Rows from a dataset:
==============================
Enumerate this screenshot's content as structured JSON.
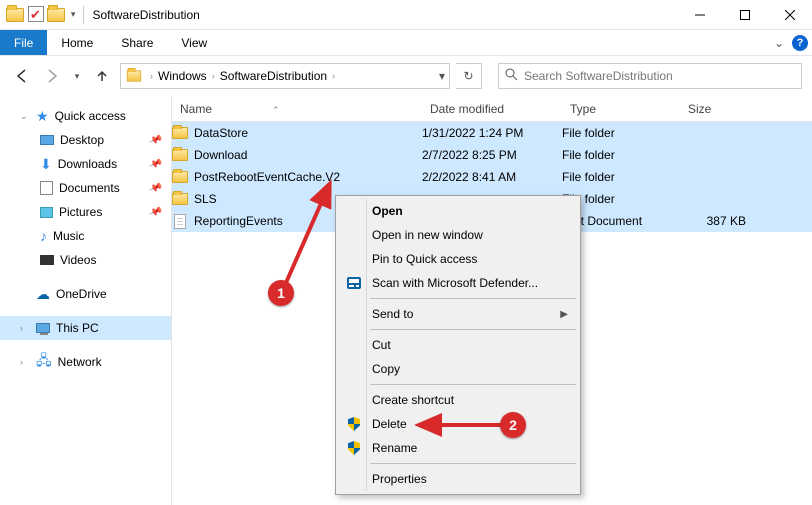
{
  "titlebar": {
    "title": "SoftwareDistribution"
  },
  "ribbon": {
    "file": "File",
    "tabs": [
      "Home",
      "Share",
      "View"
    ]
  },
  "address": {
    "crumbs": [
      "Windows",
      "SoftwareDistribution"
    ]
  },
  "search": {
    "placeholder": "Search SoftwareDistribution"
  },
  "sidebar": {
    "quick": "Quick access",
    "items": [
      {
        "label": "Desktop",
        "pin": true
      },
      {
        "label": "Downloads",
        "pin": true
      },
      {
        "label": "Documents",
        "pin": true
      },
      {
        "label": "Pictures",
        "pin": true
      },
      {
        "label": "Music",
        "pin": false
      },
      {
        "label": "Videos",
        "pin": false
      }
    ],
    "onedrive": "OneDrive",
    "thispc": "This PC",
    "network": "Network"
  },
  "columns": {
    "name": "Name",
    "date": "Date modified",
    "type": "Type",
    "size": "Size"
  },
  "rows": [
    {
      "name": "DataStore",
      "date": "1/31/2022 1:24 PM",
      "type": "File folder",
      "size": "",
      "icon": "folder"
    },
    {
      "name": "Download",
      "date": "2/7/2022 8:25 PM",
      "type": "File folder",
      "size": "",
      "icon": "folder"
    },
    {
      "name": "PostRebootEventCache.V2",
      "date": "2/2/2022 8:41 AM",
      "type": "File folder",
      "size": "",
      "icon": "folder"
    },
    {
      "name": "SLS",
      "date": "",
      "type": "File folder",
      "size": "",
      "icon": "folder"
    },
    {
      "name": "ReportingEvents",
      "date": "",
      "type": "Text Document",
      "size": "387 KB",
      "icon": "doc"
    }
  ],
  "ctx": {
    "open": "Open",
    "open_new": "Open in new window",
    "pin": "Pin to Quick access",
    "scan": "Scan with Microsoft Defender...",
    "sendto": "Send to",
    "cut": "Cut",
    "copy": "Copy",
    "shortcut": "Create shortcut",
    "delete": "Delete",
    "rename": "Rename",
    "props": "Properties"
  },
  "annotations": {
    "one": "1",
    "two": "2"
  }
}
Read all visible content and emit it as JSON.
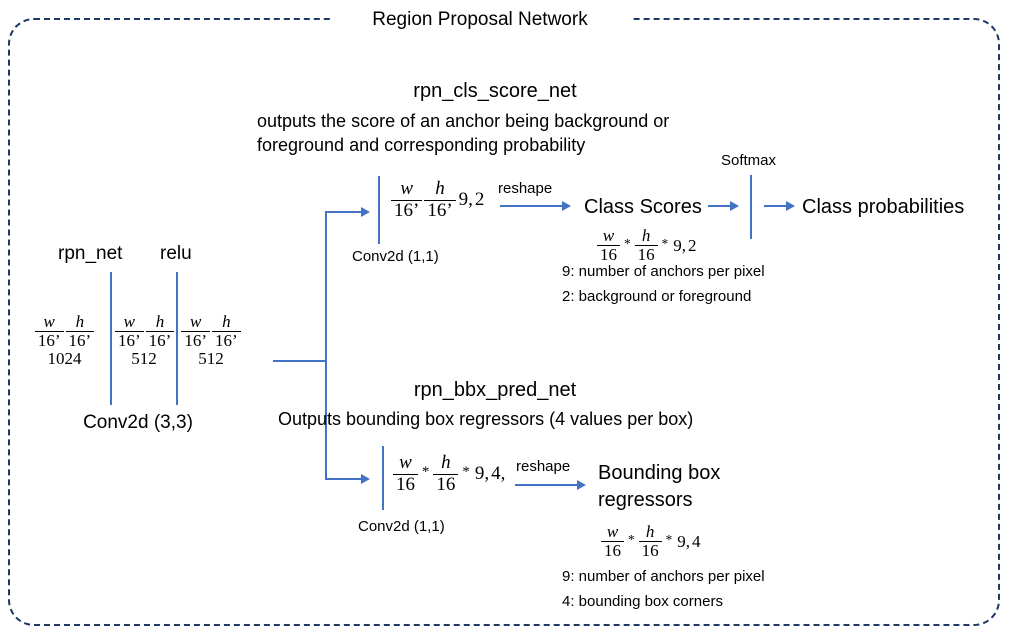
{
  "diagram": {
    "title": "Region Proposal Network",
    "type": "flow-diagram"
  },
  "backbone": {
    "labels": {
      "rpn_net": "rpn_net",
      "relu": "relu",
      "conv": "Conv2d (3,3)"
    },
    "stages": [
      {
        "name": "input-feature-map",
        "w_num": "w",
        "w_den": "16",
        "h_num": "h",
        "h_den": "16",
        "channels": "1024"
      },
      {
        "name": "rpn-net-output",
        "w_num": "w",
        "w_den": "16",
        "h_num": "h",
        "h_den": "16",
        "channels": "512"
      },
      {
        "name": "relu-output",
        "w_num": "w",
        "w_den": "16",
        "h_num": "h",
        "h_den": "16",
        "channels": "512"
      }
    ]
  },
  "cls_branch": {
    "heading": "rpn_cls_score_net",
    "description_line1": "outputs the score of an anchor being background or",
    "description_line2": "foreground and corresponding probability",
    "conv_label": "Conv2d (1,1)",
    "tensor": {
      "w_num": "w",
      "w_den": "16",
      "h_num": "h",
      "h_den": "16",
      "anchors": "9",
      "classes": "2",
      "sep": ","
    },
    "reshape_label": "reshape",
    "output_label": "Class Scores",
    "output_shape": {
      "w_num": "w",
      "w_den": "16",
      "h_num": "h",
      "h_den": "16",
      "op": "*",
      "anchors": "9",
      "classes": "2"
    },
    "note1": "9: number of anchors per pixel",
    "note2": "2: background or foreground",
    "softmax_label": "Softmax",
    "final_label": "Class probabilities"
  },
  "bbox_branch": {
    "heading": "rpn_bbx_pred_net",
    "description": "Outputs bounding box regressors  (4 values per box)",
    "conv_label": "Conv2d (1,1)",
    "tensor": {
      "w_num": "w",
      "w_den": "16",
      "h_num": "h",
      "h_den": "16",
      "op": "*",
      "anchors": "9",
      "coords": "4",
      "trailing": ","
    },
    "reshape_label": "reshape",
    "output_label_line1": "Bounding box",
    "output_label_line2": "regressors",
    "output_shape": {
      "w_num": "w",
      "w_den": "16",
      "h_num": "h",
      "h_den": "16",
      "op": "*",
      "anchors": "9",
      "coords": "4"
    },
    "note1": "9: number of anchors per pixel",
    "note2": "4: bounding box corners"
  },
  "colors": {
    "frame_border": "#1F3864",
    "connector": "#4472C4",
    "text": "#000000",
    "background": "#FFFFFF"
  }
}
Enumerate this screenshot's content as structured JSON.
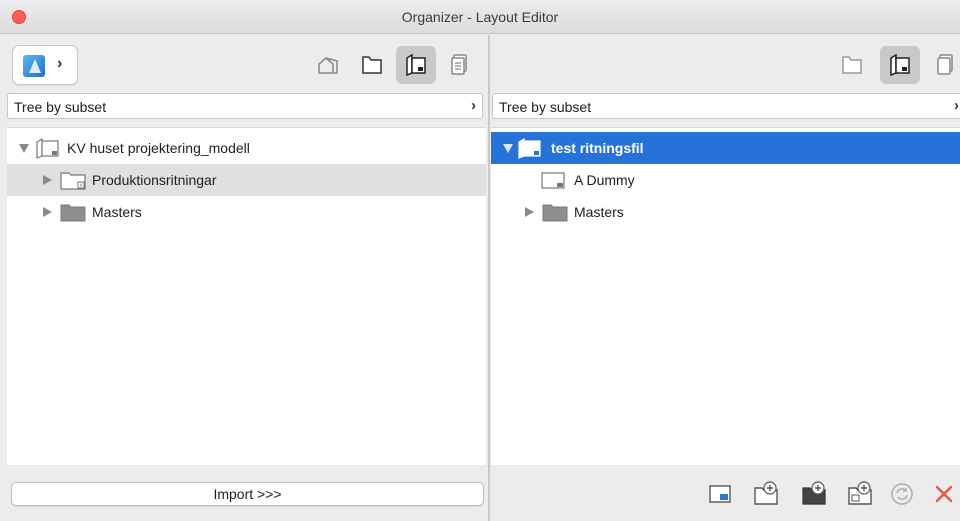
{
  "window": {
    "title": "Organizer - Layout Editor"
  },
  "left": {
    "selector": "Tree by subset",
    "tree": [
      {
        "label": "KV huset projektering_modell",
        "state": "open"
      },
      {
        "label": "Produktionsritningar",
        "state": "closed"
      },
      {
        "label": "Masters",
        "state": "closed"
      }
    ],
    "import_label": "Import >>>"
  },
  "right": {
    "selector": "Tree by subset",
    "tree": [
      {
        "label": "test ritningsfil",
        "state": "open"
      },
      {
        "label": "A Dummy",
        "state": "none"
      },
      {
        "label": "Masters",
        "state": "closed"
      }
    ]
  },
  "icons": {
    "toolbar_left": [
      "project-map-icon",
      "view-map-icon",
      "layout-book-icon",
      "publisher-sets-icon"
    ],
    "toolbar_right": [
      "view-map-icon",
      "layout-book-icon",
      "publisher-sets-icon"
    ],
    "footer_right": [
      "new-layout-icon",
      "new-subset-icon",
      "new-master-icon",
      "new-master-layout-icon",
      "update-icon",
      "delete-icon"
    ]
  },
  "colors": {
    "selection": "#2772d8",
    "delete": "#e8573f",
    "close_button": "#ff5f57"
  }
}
==============================
→ What is needed: The records above need to be restated word for word, with the pictures left out.

→ Problem solution:
Enumerate this screenshot's content as structured JSON.
{
  "titlebar": {
    "title": "SoftwareDistribution"
  },
  "ribbon": {
    "file": "File",
    "tabs": [
      "Home",
      "Share",
      "View"
    ]
  },
  "address": {
    "crumbs": [
      "Windows",
      "SoftwareDistribution"
    ]
  },
  "search": {
    "placeholder": "Search SoftwareDistribution"
  },
  "sidebar": {
    "quick": "Quick access",
    "items": [
      {
        "label": "Desktop",
        "pin": true
      },
      {
        "label": "Downloads",
        "pin": true
      },
      {
        "label": "Documents",
        "pin": true
      },
      {
        "label": "Pictures",
        "pin": true
      },
      {
        "label": "Music",
        "pin": false
      },
      {
        "label": "Videos",
        "pin": false
      }
    ],
    "onedrive": "OneDrive",
    "thispc": "This PC",
    "network": "Network"
  },
  "columns": {
    "name": "Name",
    "date": "Date modified",
    "type": "Type",
    "size": "Size"
  },
  "rows": [
    {
      "name": "DataStore",
      "date": "1/31/2022 1:24 PM",
      "type": "File folder",
      "size": "",
      "icon": "folder"
    },
    {
      "name": "Download",
      "date": "2/7/2022 8:25 PM",
      "type": "File folder",
      "size": "",
      "icon": "folder"
    },
    {
      "name": "PostRebootEventCache.V2",
      "date": "2/2/2022 8:41 AM",
      "type": "File folder",
      "size": "",
      "icon": "folder"
    },
    {
      "name": "SLS",
      "date": "",
      "type": "File folder",
      "size": "",
      "icon": "folder"
    },
    {
      "name": "ReportingEvents",
      "date": "",
      "type": "Text Document",
      "size": "387 KB",
      "icon": "doc"
    }
  ],
  "ctx": {
    "open": "Open",
    "open_new": "Open in new window",
    "pin": "Pin to Quick access",
    "scan": "Scan with Microsoft Defender...",
    "sendto": "Send to",
    "cut": "Cut",
    "copy": "Copy",
    "shortcut": "Create shortcut",
    "delete": "Delete",
    "rename": "Rename",
    "props": "Properties"
  },
  "annotations": {
    "one": "1",
    "two": "2"
  }
}
Read all visible content and emit it as JSON.
{
  "diagram": {
    "title": "Region Proposal Network",
    "type": "flow-diagram"
  },
  "backbone": {
    "labels": {
      "rpn_net": "rpn_net",
      "relu": "relu",
      "conv": "Conv2d (3,3)"
    },
    "stages": [
      {
        "name": "input-feature-map",
        "w_num": "w",
        "w_den": "16",
        "h_num": "h",
        "h_den": "16",
        "channels": "1024"
      },
      {
        "name": "rpn-net-output",
        "w_num": "w",
        "w_den": "16",
        "h_num": "h",
        "h_den": "16",
        "channels": "512"
      },
      {
        "name": "relu-output",
        "w_num": "w",
        "w_den": "16",
        "h_num": "h",
        "h_den": "16",
        "channels": "512"
      }
    ]
  },
  "cls_branch": {
    "heading": "rpn_cls_score_net",
    "description_line1": "outputs the score of an anchor being background or",
    "description_line2": "foreground and corresponding probability",
    "conv_label": "Conv2d (1,1)",
    "tensor": {
      "w_num": "w",
      "w_den": "16",
      "h_num": "h",
      "h_den": "16",
      "anchors": "9",
      "classes": "2",
      "sep": ","
    },
    "reshape_label": "reshape",
    "output_label": "Class Scores",
    "output_shape": {
      "w_num": "w",
      "w_den": "16",
      "h_num": "h",
      "h_den": "16",
      "op": "*",
      "anchors": "9",
      "classes": "2"
    },
    "note1": "9: number of anchors per pixel",
    "note2": "2: background or foreground",
    "softmax_label": "Softmax",
    "final_label": "Class probabilities"
  },
  "bbox_branch": {
    "heading": "rpn_bbx_pred_net",
    "description": "Outputs bounding box regressors  (4 values per box)",
    "conv_label": "Conv2d (1,1)",
    "tensor": {
      "w_num": "w",
      "w_den": "16",
      "h_num": "h",
      "h_den": "16",
      "op": "*",
      "anchors": "9",
      "coords": "4",
      "trailing": ","
    },
    "reshape_label": "reshape",
    "output_label_line1": "Bounding box",
    "output_label_line2": "regressors",
    "output_shape": {
      "w_num": "w",
      "w_den": "16",
      "h_num": "h",
      "h_den": "16",
      "op": "*",
      "anchors": "9",
      "coords": "4"
    },
    "note1": "9: number of anchors per pixel",
    "note2": "4: bounding box corners"
  },
  "colors": {
    "frame_border": "#1F3864",
    "connector": "#4472C4",
    "text": "#000000",
    "background": "#FFFFFF"
  }
}
Enumerate this screenshot's content as structured JSON.
{
  "window": {
    "title": "Organizer - Layout Editor"
  },
  "left": {
    "selector": "Tree by subset",
    "tree": [
      {
        "label": "KV huset projektering_modell",
        "state": "open"
      },
      {
        "label": "Produktionsritningar",
        "state": "closed"
      },
      {
        "label": "Masters",
        "state": "closed"
      }
    ],
    "import_label": "Import >>>"
  },
  "right": {
    "selector": "Tree by subset",
    "tree": [
      {
        "label": "test ritningsfil",
        "state": "open"
      },
      {
        "label": "A Dummy",
        "state": "none"
      },
      {
        "label": "Masters",
        "state": "closed"
      }
    ]
  },
  "icons": {
    "toolbar_left": [
      "project-map-icon",
      "view-map-icon",
      "layout-book-icon",
      "publisher-sets-icon"
    ],
    "toolbar_right": [
      "view-map-icon",
      "layout-book-icon",
      "publisher-sets-icon"
    ],
    "footer_right": [
      "new-layout-icon",
      "new-subset-icon",
      "new-master-icon",
      "new-master-layout-icon",
      "update-icon",
      "delete-icon"
    ]
  },
  "colors": {
    "selection": "#2772d8",
    "delete": "#e8573f",
    "close_button": "#ff5f57"
  }
}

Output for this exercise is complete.